Quote the full listing word for word.

— Begin DATA RECORDS —

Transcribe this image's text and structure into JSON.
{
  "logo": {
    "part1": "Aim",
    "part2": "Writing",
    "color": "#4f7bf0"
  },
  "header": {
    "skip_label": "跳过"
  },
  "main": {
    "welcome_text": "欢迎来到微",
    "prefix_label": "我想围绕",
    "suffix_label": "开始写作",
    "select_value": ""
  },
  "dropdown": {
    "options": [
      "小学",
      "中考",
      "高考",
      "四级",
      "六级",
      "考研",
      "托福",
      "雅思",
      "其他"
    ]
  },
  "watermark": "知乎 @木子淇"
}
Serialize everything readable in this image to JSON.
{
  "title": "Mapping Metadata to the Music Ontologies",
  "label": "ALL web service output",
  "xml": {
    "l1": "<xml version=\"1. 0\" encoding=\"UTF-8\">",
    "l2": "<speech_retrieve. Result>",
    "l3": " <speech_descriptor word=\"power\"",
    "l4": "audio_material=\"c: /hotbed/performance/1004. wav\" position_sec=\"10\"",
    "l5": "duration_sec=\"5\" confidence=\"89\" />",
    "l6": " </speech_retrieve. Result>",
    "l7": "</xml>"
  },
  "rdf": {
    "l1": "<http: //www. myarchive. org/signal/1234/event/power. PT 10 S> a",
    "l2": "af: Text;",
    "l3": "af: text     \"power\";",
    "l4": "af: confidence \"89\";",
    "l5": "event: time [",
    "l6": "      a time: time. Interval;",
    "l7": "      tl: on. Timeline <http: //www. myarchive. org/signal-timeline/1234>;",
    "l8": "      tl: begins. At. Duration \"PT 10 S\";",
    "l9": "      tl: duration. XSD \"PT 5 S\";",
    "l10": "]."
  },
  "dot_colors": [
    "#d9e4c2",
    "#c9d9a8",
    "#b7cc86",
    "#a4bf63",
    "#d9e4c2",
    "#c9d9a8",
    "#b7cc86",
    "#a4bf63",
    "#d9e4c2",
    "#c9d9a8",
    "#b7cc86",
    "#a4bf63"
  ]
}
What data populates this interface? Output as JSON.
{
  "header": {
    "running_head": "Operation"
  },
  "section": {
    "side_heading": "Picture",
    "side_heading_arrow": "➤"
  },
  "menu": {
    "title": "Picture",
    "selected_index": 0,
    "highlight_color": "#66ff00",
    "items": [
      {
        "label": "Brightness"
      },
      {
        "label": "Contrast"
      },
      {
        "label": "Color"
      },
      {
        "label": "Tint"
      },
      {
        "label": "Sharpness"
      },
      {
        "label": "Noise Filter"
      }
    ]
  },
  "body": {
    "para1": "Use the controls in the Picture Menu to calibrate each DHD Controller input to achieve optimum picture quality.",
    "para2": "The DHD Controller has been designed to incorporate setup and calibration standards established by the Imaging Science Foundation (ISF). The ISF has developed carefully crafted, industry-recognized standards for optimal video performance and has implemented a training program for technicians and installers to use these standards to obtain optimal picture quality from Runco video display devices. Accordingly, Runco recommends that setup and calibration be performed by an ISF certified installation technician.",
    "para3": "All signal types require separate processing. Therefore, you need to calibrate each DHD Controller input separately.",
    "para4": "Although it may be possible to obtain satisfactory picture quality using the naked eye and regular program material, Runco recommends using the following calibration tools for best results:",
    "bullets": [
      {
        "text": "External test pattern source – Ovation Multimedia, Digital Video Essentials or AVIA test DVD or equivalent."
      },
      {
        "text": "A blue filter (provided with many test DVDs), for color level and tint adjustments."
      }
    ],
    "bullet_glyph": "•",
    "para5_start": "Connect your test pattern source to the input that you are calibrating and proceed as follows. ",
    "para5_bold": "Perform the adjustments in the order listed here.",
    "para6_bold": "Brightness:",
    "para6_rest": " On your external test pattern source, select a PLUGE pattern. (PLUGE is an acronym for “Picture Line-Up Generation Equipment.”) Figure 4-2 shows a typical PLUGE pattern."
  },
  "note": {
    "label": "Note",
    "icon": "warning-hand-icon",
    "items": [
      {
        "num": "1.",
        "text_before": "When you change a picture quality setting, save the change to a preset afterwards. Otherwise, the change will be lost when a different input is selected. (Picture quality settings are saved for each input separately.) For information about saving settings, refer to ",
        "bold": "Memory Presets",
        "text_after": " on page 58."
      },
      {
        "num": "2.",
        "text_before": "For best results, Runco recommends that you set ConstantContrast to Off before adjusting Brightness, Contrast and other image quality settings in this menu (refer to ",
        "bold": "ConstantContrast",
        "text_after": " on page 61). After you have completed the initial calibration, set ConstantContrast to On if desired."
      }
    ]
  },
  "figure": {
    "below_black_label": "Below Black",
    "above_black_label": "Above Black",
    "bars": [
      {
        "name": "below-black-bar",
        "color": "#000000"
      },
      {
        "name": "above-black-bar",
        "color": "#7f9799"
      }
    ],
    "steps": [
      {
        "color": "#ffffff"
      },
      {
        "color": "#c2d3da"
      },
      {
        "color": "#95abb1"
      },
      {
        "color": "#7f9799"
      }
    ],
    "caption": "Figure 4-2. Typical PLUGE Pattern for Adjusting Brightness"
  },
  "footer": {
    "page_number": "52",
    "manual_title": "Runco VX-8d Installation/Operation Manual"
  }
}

— End DATA RECORDS —

:: RESPONSE TO THIS EXERCISE ::
Transcribe this image's text and structure into JSON.
{
  "logo": {
    "part1": "Aim",
    "part2": "Writing",
    "color": "#4f7bf0"
  },
  "header": {
    "skip_label": "跳过"
  },
  "main": {
    "welcome_text": "欢迎来到微",
    "prefix_label": "我想围绕",
    "suffix_label": "开始写作",
    "select_value": ""
  },
  "dropdown": {
    "options": [
      "小学",
      "中考",
      "高考",
      "四级",
      "六级",
      "考研",
      "托福",
      "雅思",
      "其他"
    ]
  },
  "watermark": "知乎 @木子淇"
}
Serialize everything readable in this image to JSON.
{
  "title": "Mapping Metadata to the Music Ontologies",
  "label": "ALL web service output",
  "xml": {
    "l1": "<xml version=\"1. 0\" encoding=\"UTF-8\">",
    "l2": "<speech_retrieve. Result>",
    "l3": " <speech_descriptor word=\"power\"",
    "l4": "audio_material=\"c: /hotbed/performance/1004. wav\" position_sec=\"10\"",
    "l5": "duration_sec=\"5\" confidence=\"89\" />",
    "l6": " </speech_retrieve. Result>",
    "l7": "</xml>"
  },
  "rdf": {
    "l1": "<http: //www. myarchive. org/signal/1234/event/power. PT 10 S> a",
    "l2": "af: Text;",
    "l3": "af: text     \"power\";",
    "l4": "af: confidence \"89\";",
    "l5": "event: time [",
    "l6": "      a time: time. Interval;",
    "l7": "      tl: on. Timeline <http: //www. myarchive. org/signal-timeline/1234>;",
    "l8": "      tl: begins. At. Duration \"PT 10 S\";",
    "l9": "      tl: duration. XSD \"PT 5 S\";",
    "l10": "]."
  },
  "dot_colors": [
    "#d9e4c2",
    "#c9d9a8",
    "#b7cc86",
    "#a4bf63",
    "#d9e4c2",
    "#c9d9a8",
    "#b7cc86",
    "#a4bf63",
    "#d9e4c2",
    "#c9d9a8",
    "#b7cc86",
    "#a4bf63"
  ]
}
What data populates this interface? Output as JSON.
{
  "header": {
    "running_head": "Operation"
  },
  "section": {
    "side_heading": "Picture",
    "side_heading_arrow": "➤"
  },
  "menu": {
    "title": "Picture",
    "selected_index": 0,
    "highlight_color": "#66ff00",
    "items": [
      {
        "label": "Brightness"
      },
      {
        "label": "Contrast"
      },
      {
        "label": "Color"
      },
      {
        "label": "Tint"
      },
      {
        "label": "Sharpness"
      },
      {
        "label": "Noise Filter"
      }
    ]
  },
  "body": {
    "para1": "Use the controls in the Picture Menu to calibrate each DHD Controller input to achieve optimum picture quality.",
    "para2": "The DHD Controller has been designed to incorporate setup and calibration standards established by the Imaging Science Foundation (ISF). The ISF has developed carefully crafted, industry-recognized standards for optimal video performance and has implemented a training program for technicians and installers to use these standards to obtain optimal picture quality from Runco video display devices. Accordingly, Runco recommends that setup and calibration be performed by an ISF certified installation technician.",
    "para3": "All signal types require separate processing. Therefore, you need to calibrate each DHD Controller input separately.",
    "para4": "Although it may be possible to obtain satisfactory picture quality using the naked eye and regular program material, Runco recommends using the following calibration tools for best results:",
    "bullets": [
      {
        "text": "External test pattern source – Ovation Multimedia, Digital Video Essentials or AVIA test DVD or equivalent."
      },
      {
        "text": "A blue filter (provided with many test DVDs), for color level and tint adjustments."
      }
    ],
    "bullet_glyph": "•",
    "para5_start": "Connect your test pattern source to the input that you are calibrating and proceed as follows. ",
    "para5_bold": "Perform the adjustments in the order listed here.",
    "para6_bold": "Brightness:",
    "para6_rest": " On your external test pattern source, select a PLUGE pattern. (PLUGE is an acronym for “Picture Line-Up Generation Equipment.”) Figure 4-2 shows a typical PLUGE pattern."
  },
  "note": {
    "label": "Note",
    "icon": "warning-hand-icon",
    "items": [
      {
        "num": "1.",
        "text_before": "When you change a picture quality setting, save the change to a preset afterwards. Otherwise, the change will be lost when a different input is selected. (Picture quality settings are saved for each input separately.) For information about saving settings, refer to ",
        "bold": "Memory Presets",
        "text_after": " on page 58."
      },
      {
        "num": "2.",
        "text_before": "For best results, Runco recommends that you set ConstantContrast to Off before adjusting Brightness, Contrast and other image quality settings in this menu (refer to ",
        "bold": "ConstantContrast",
        "text_after": " on page 61). After you have completed the initial calibration, set ConstantContrast to On if desired."
      }
    ]
  },
  "figure": {
    "below_black_label": "Below Black",
    "above_black_label": "Above Black",
    "bars": [
      {
        "name": "below-black-bar",
        "color": "#000000"
      },
      {
        "name": "above-black-bar",
        "color": "#7f9799"
      }
    ],
    "steps": [
      {
        "color": "#ffffff"
      },
      {
        "color": "#c2d3da"
      },
      {
        "color": "#95abb1"
      },
      {
        "color": "#7f9799"
      }
    ],
    "caption": "Figure 4-2. Typical PLUGE Pattern for Adjusting Brightness"
  },
  "footer": {
    "page_number": "52",
    "manual_title": "Runco VX-8d Installation/Operation Manual"
  }
}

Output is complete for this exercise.